EXERCISE GOAL:
Drop the images; return everything else in the listing below exactly.

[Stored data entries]
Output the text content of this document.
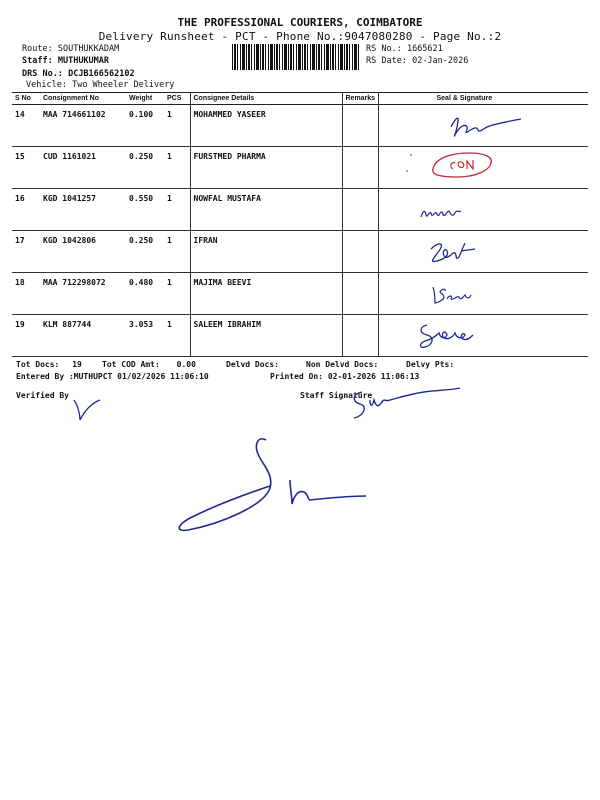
THE PROFESSIONAL COURIERS, COIMBATORE
Delivery Runsheet - PCT - Phone No.:9047080280 - Page No.:2
Route: SOUTHUKKADAM
Staff: MUTHUKUMAR
DRS No.: DCJB166562102
Vehicle: Two Wheeler Delivery
RS No.: 1665621
RS Date: 02-Jan-2026
S No	Consignment No	Weight	PCS	Consignee Details	Remarks	Seal & Signature
14	MAA 714661102	0.100	1	MOHAMMED YASEER		

15	CUD 1161021	0.250	1	FURSTMED PHARMA		

16	KGD 1041257	0.550	1	NOWFAL MUSTAFA		

17	KGD 1042806	0.250	1	IFRAN		

18	MAA 712298072	0.480	1	MAJIMA BEEVI		

19	KLM 887744	3.053	1	SALEEM IBRAHIM		
Tot Docs: 19	Tot COD Amt: 0.00	Delvd Docs:	Non Delvd Docs:	Delvy Pts:
Entered By :MUTHUPCT 01/02/2026 11:06:10	Printed On: 02-01-2026 11:06:13
Verified By	Staff Signature
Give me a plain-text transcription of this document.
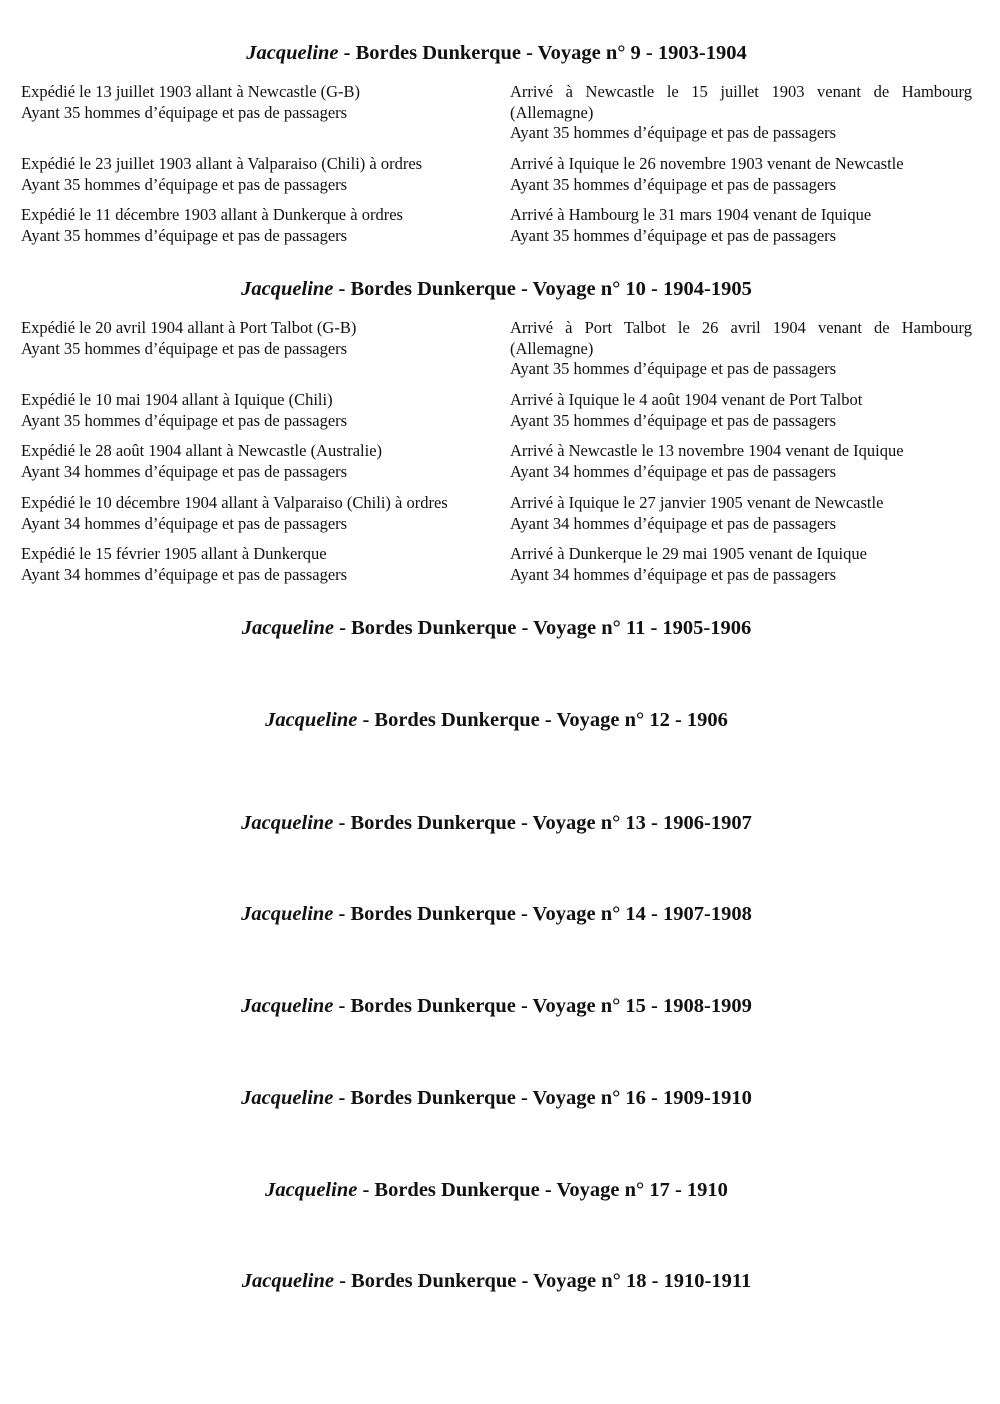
Jacqueline - Bordes Dunkerque - Voyage n° 9 - 1903-1904
Expédié le 13 juillet 1903 allant à Newcastle (G-B)
Ayant 35 hommes d’équipage et pas de passagers
Arrivé à Newcastle le 15 juillet 1903 venant de Hambourg (Allemagne)
Ayant 35 hommes d’équipage et pas de passagers
Expédié le 23 juillet 1903 allant à Valparaiso (Chili) à ordres
Ayant 35 hommes d’équipage et pas de passagers
Arrivé à Iquique le 26 novembre 1903 venant de Newcastle
Ayant 35 hommes d’équipage et pas de passagers
Expédié le 11 décembre 1903 allant à Dunkerque à ordres
Ayant 35 hommes d’équipage et pas de passagers
Arrivé à Hambourg le 31 mars 1904 venant de Iquique
Ayant 35 hommes d’équipage et pas de passagers
Jacqueline - Bordes Dunkerque - Voyage n° 10 - 1904-1905
Expédié le 20 avril 1904 allant à Port Talbot (G-B)
Ayant 35 hommes d’équipage et pas de passagers
Arrivé à Port Talbot le 26 avril 1904 venant de Hambourg (Allemagne)
Ayant 35 hommes d’équipage et pas de passagers
Expédié le 10 mai 1904 allant à Iquique (Chili)
Ayant 35 hommes d’équipage et pas de passagers
Arrivé à Iquique le 4 août 1904 venant de Port Talbot
Ayant 35 hommes d’équipage et pas de passagers
Expédié le 28 août 1904 allant à Newcastle (Australie)
Ayant 34 hommes d’équipage et pas de passagers
Arrivé à Newcastle le 13 novembre 1904 venant de Iquique
Ayant 34 hommes d’équipage et pas de passagers
Expédié le 10 décembre 1904 allant à Valparaiso (Chili) à ordres
Ayant 34 hommes d’équipage et pas de passagers
Arrivé à Iquique le 27 janvier 1905 venant de Newcastle
Ayant 34 hommes d’équipage et pas de passagers
Expédié le 15 février 1905 allant à Dunkerque
Ayant 34 hommes d’équipage et pas de passagers
Arrivé à Dunkerque le 29 mai 1905 venant de Iquique
Ayant 34 hommes d’équipage et pas de passagers
Jacqueline - Bordes Dunkerque - Voyage n° 11 - 1905-1906
Jacqueline - Bordes Dunkerque - Voyage n° 12 - 1906
Jacqueline - Bordes Dunkerque - Voyage n° 13 - 1906-1907
Jacqueline - Bordes Dunkerque - Voyage n° 14 - 1907-1908
Jacqueline - Bordes Dunkerque - Voyage n° 15 - 1908-1909
Jacqueline - Bordes Dunkerque - Voyage n° 16 - 1909-1910
Jacqueline - Bordes Dunkerque - Voyage n° 17 - 1910
Jacqueline - Bordes Dunkerque - Voyage n° 18 - 1910-1911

WRITTEN REPLY:
Output the text content of this document.
THE PROFESSIONAL COURIERS, COIMBATORE
Delivery Runsheet - PCT - Phone No.:9047080280 - Page No.:2
Route: SOUTHUKKADAM
Staff: MUTHUKUMAR
DRS No.: DCJB166562102
Vehicle: Two Wheeler Delivery
RS No.: 1665621
RS Date: 02-Jan-2026
S No	Consignment No	Weight	PCS	Consignee Details	Remarks	Seal & Signature
14	MAA 714661102	0.100	1	MOHAMMED YASEER		

15	CUD 1161021	0.250	1	FURSTMED PHARMA		

16	KGD 1041257	0.550	1	NOWFAL MUSTAFA		

17	KGD 1042806	0.250	1	IFRAN		

18	MAA 712298072	0.480	1	MAJIMA BEEVI		

19	KLM 887744	3.053	1	SALEEM IBRAHIM		
Tot Docs: 19	Tot COD Amt: 0.00	Delvd Docs:	Non Delvd Docs:	Delvy Pts:
Entered By :MUTHUPCT 01/02/2026 11:06:10	Printed On: 02-01-2026 11:06:13
Verified By	Staff Signature
Give me a plain-text transcription of this document.
Jacqueline - Bordes Dunkerque - Voyage n° 9 - 1903-1904
Expédié le 13 juillet 1903 allant à Newcastle (G-B)
Ayant 35 hommes d’équipage et pas de passagers
Arrivé à Newcastle le 15 juillet 1903 venant de Hambourg (Allemagne)
Ayant 35 hommes d’équipage et pas de passagers
Expédié le 23 juillet 1903 allant à Valparaiso (Chili) à ordres
Ayant 35 hommes d’équipage et pas de passagers
Arrivé à Iquique le 26 novembre 1903 venant de Newcastle
Ayant 35 hommes d’équipage et pas de passagers
Expédié le 11 décembre 1903 allant à Dunkerque à ordres
Ayant 35 hommes d’équipage et pas de passagers
Arrivé à Hambourg le 31 mars 1904 venant de Iquique
Ayant 35 hommes d’équipage et pas de passagers
Jacqueline - Bordes Dunkerque - Voyage n° 10 - 1904-1905
Expédié le 20 avril 1904 allant à Port Talbot (G-B)
Ayant 35 hommes d’équipage et pas de passagers
Arrivé à Port Talbot le 26 avril 1904 venant de Hambourg (Allemagne)
Ayant 35 hommes d’équipage et pas de passagers
Expédié le 10 mai 1904 allant à Iquique (Chili)
Ayant 35 hommes d’équipage et pas de passagers
Arrivé à Iquique le 4 août 1904 venant de Port Talbot
Ayant 35 hommes d’équipage et pas de passagers
Expédié le 28 août 1904 allant à Newcastle (Australie)
Ayant 34 hommes d’équipage et pas de passagers
Arrivé à Newcastle le 13 novembre 1904 venant de Iquique
Ayant 34 hommes d’équipage et pas de passagers
Expédié le 10 décembre 1904 allant à Valparaiso (Chili) à ordres
Ayant 34 hommes d’équipage et pas de passagers
Arrivé à Iquique le 27 janvier 1905 venant de Newcastle
Ayant 34 hommes d’équipage et pas de passagers
Expédié le 15 février 1905 allant à Dunkerque
Ayant 34 hommes d’équipage et pas de passagers
Arrivé à Dunkerque le 29 mai 1905 venant de Iquique
Ayant 34 hommes d’équipage et pas de passagers
Jacqueline - Bordes Dunkerque - Voyage n° 11 - 1905-1906
Jacqueline - Bordes Dunkerque - Voyage n° 12 - 1906
Jacqueline - Bordes Dunkerque - Voyage n° 13 - 1906-1907
Jacqueline - Bordes Dunkerque - Voyage n° 14 - 1907-1908
Jacqueline - Bordes Dunkerque - Voyage n° 15 - 1908-1909
Jacqueline - Bordes Dunkerque - Voyage n° 16 - 1909-1910
Jacqueline - Bordes Dunkerque - Voyage n° 17 - 1910
Jacqueline - Bordes Dunkerque - Voyage n° 18 - 1910-1911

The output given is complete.